Listed entries:
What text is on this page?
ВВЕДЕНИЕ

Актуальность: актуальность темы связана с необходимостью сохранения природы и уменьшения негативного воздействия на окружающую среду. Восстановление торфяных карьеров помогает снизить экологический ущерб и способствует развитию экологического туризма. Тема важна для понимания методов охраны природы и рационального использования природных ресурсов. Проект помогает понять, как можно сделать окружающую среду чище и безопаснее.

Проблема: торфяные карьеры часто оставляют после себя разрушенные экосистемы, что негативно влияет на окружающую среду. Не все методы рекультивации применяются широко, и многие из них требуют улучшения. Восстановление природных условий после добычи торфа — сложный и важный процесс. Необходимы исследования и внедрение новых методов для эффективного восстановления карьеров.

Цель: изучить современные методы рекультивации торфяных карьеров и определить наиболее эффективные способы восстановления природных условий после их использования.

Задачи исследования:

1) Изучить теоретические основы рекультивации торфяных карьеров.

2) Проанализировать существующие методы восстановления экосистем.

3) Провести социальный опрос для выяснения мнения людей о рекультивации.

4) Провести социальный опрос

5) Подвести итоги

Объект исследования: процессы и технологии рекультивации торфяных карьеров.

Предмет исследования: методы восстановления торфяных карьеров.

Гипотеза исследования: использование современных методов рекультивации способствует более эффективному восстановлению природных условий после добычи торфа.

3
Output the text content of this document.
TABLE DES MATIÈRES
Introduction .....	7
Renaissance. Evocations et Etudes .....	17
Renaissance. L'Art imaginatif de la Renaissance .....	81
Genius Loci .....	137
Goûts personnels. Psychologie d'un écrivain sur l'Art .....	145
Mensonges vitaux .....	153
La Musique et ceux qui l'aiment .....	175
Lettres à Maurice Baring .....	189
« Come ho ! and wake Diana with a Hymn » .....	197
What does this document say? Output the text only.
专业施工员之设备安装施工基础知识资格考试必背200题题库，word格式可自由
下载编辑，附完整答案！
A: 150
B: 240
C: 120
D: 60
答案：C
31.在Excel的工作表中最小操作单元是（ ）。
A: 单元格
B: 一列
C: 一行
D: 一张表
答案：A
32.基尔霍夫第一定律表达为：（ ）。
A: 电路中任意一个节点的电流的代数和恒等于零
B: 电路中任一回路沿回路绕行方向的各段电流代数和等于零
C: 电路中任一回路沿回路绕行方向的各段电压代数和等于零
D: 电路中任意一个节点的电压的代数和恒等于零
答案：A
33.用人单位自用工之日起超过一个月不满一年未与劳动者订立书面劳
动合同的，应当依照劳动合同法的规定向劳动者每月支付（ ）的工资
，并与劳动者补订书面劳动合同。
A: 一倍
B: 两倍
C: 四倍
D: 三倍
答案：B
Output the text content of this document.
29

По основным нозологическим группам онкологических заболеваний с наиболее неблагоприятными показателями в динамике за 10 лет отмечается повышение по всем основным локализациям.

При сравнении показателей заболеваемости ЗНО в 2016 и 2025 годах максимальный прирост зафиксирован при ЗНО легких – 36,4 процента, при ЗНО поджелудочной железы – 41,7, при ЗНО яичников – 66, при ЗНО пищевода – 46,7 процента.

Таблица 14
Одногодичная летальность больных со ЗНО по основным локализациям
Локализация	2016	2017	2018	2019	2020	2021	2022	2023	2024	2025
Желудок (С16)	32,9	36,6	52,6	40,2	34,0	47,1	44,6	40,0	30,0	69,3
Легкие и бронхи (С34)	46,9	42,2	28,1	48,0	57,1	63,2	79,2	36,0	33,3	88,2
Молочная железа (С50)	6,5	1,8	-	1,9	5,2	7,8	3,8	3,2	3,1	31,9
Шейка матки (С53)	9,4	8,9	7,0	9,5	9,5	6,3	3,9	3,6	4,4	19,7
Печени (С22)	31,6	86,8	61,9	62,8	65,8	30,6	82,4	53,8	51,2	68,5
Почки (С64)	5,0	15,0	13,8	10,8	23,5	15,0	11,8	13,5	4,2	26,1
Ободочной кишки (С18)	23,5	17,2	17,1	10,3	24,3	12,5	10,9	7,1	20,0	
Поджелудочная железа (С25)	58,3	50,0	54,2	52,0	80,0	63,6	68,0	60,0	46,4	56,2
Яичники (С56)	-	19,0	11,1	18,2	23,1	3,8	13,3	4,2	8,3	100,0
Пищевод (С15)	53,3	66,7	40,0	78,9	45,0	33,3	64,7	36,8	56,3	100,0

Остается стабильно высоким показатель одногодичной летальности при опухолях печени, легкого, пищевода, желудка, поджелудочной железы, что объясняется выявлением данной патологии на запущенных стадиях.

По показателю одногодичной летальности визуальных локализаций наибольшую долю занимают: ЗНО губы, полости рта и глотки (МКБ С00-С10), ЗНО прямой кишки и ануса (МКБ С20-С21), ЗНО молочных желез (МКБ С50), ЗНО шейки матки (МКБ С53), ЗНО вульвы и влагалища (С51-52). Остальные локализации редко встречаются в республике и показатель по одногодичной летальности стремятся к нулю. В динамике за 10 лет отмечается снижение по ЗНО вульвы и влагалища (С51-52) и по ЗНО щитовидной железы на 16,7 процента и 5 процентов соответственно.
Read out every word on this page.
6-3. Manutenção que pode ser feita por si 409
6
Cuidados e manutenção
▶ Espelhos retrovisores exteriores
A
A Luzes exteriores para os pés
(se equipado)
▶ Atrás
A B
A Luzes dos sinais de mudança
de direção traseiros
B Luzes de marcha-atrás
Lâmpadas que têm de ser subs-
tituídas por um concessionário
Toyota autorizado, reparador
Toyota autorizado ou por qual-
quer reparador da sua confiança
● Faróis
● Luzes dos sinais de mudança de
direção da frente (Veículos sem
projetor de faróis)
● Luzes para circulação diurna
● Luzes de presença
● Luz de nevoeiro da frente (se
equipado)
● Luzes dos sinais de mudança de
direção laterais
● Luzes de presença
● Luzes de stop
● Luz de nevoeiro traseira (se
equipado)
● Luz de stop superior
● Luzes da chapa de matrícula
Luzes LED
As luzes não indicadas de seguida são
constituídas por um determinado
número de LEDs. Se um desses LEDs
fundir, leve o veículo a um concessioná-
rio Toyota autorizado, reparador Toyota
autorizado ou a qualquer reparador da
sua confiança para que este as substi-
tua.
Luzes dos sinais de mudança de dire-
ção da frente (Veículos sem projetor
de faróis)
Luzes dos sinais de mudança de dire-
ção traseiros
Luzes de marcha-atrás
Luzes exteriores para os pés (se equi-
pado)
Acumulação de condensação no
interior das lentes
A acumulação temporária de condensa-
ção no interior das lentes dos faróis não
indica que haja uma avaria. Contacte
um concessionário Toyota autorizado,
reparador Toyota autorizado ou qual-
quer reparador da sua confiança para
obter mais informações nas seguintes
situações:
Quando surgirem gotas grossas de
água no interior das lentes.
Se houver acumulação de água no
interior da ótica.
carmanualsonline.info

What you will do:
Transcribe every record above exactly as it appears.

Completed task:
What text is on this page?
ВВЕДЕНИЕ

Актуальность: актуальность темы связана с необходимостью сохранения природы и уменьшения негативного воздействия на окружающую среду. Восстановление торфяных карьеров помогает снизить экологический ущерб и способствует развитию экологического туризма. Тема важна для понимания методов охраны природы и рационального использования природных ресурсов. Проект помогает понять, как можно сделать окружающую среду чище и безопаснее.

Проблема: торфяные карьеры часто оставляют после себя разрушенные экосистемы, что негативно влияет на окружающую среду. Не все методы рекультивации применяются широко, и многие из них требуют улучшения. Восстановление природных условий после добычи торфа — сложный и важный процесс. Необходимы исследования и внедрение новых методов для эффективного восстановления карьеров.

Цель: изучить современные методы рекультивации торфяных карьеров и определить наиболее эффективные способы восстановления природных условий после их использования.

Задачи исследования:

1) Изучить теоретические основы рекультивации торфяных карьеров.

2) Проанализировать существующие методы восстановления экосистем.

3) Провести социальный опрос для выяснения мнения людей о рекультивации.

4) Провести социальный опрос

5) Подвести итоги

Объект исследования: процессы и технологии рекультивации торфяных карьеров.

Предмет исследования: методы восстановления торфяных карьеров.

Гипотеза исследования: использование современных методов рекультивации способствует более эффективному восстановлению природных условий после добычи торфа.

3
Output the text content of this document.
TABLE DES MATIÈRES
Introduction .....	7
Renaissance. Evocations et Etudes .....	17
Renaissance. L'Art imaginatif de la Renaissance .....	81
Genius Loci .....	137
Goûts personnels. Psychologie d'un écrivain sur l'Art .....	145
Mensonges vitaux .....	153
La Musique et ceux qui l'aiment .....	175
Lettres à Maurice Baring .....	189
« Come ho ! and wake Diana with a Hymn » .....	197
What does this document say? Output the text only.
专业施工员之设备安装施工基础知识资格考试必背200题题库，word格式可自由
下载编辑，附完整答案！
A: 150
B: 240
C: 120
D: 60
答案：C
31.在Excel的工作表中最小操作单元是（ ）。
A: 单元格
B: 一列
C: 一行
D: 一张表
答案：A
32.基尔霍夫第一定律表达为：（ ）。
A: 电路中任意一个节点的电流的代数和恒等于零
B: 电路中任一回路沿回路绕行方向的各段电流代数和等于零
C: 电路中任一回路沿回路绕行方向的各段电压代数和等于零
D: 电路中任意一个节点的电压的代数和恒等于零
答案：A
33.用人单位自用工之日起超过一个月不满一年未与劳动者订立书面劳
动合同的，应当依照劳动合同法的规定向劳动者每月支付（ ）的工资
，并与劳动者补订书面劳动合同。
A: 一倍
B: 两倍
C: 四倍
D: 三倍
答案：B
Output the text content of this document.
29

По основным нозологическим группам онкологических заболеваний с наиболее неблагоприятными показателями в динамике за 10 лет отмечается повышение по всем основным локализациям.

При сравнении показателей заболеваемости ЗНО в 2016 и 2025 годах максимальный прирост зафиксирован при ЗНО легких – 36,4 процента, при ЗНО поджелудочной железы – 41,7, при ЗНО яичников – 66, при ЗНО пищевода – 46,7 процента.

Таблица 14
Одногодичная летальность больных со ЗНО по основным локализациям
Локализация	2016	2017	2018	2019	2020	2021	2022	2023	2024	2025
Желудок (С16)	32,9	36,6	52,6	40,2	34,0	47,1	44,6	40,0	30,0	69,3
Легкие и бронхи (С34)	46,9	42,2	28,1	48,0	57,1	63,2	79,2	36,0	33,3	88,2
Молочная железа (С50)	6,5	1,8	-	1,9	5,2	7,8	3,8	3,2	3,1	31,9
Шейка матки (С53)	9,4	8,9	7,0	9,5	9,5	6,3	3,9	3,6	4,4	19,7
Печени (С22)	31,6	86,8	61,9	62,8	65,8	30,6	82,4	53,8	51,2	68,5
Почки (С64)	5,0	15,0	13,8	10,8	23,5	15,0	11,8	13,5	4,2	26,1
Ободочной кишки (С18)	23,5	17,2	17,1	10,3	24,3	12,5	10,9	7,1	20,0	
Поджелудочная железа (С25)	58,3	50,0	54,2	52,0	80,0	63,6	68,0	60,0	46,4	56,2
Яичники (С56)	-	19,0	11,1	18,2	23,1	3,8	13,3	4,2	8,3	100,0
Пищевод (С15)	53,3	66,7	40,0	78,9	45,0	33,3	64,7	36,8	56,3	100,0

Остается стабильно высоким показатель одногодичной летальности при опухолях печени, легкого, пищевода, желудка, поджелудочной железы, что объясняется выявлением данной патологии на запущенных стадиях.

По показателю одногодичной летальности визуальных локализаций наибольшую долю занимают: ЗНО губы, полости рта и глотки (МКБ С00-С10), ЗНО прямой кишки и ануса (МКБ С20-С21), ЗНО молочных желез (МКБ С50), ЗНО шейки матки (МКБ С53), ЗНО вульвы и влагалища (С51-52). Остальные локализации редко встречаются в республике и показатель по одногодичной летальности стремятся к нулю. В динамике за 10 лет отмечается снижение по ЗНО вульвы и влагалища (С51-52) и по ЗНО щитовидной железы на 16,7 процента и 5 процентов соответственно.
Read out every word on this page.
6-3. Manutenção que pode ser feita por si 409
6
Cuidados e manutenção
▶ Espelhos retrovisores exteriores
A
A Luzes exteriores para os pés
(se equipado)
▶ Atrás
A B
A Luzes dos sinais de mudança
de direção traseiros
B Luzes de marcha-atrás
Lâmpadas que têm de ser subs-
tituídas por um concessionário
Toyota autorizado, reparador
Toyota autorizado ou por qual-
quer reparador da sua confiança
● Faróis
● Luzes dos sinais de mudança de
direção da frente (Veículos sem
projetor de faróis)
● Luzes para circulação diurna
● Luzes de presença
● Luz de nevoeiro da frente (se
equipado)
● Luzes dos sinais de mudança de
direção laterais
● Luzes de presença
● Luzes de stop
● Luz de nevoeiro traseira (se
equipado)
● Luz de stop superior
● Luzes da chapa de matrícula
Luzes LED
As luzes não indicadas de seguida são
constituídas por um determinado
número de LEDs. Se um desses LEDs
fundir, leve o veículo a um concessioná-
rio Toyota autorizado, reparador Toyota
autorizado ou a qualquer reparador da
sua confiança para que este as substi-
tua.
Luzes dos sinais de mudança de dire-
ção da frente (Veículos sem projetor
de faróis)
Luzes dos sinais de mudança de dire-
ção traseiros
Luzes de marcha-atrás
Luzes exteriores para os pés (se equi-
pado)
Acumulação de condensação no
interior das lentes
A acumulação temporária de condensa-
ção no interior das lentes dos faróis não
indica que haja uma avaria. Contacte
um concessionário Toyota autorizado,
reparador Toyota autorizado ou qual-
quer reparador da sua confiança para
obter mais informações nas seguintes
situações:
Quando surgirem gotas grossas de
água no interior das lentes.
Se houver acumulação de água no
interior da ótica.
carmanualsonline.info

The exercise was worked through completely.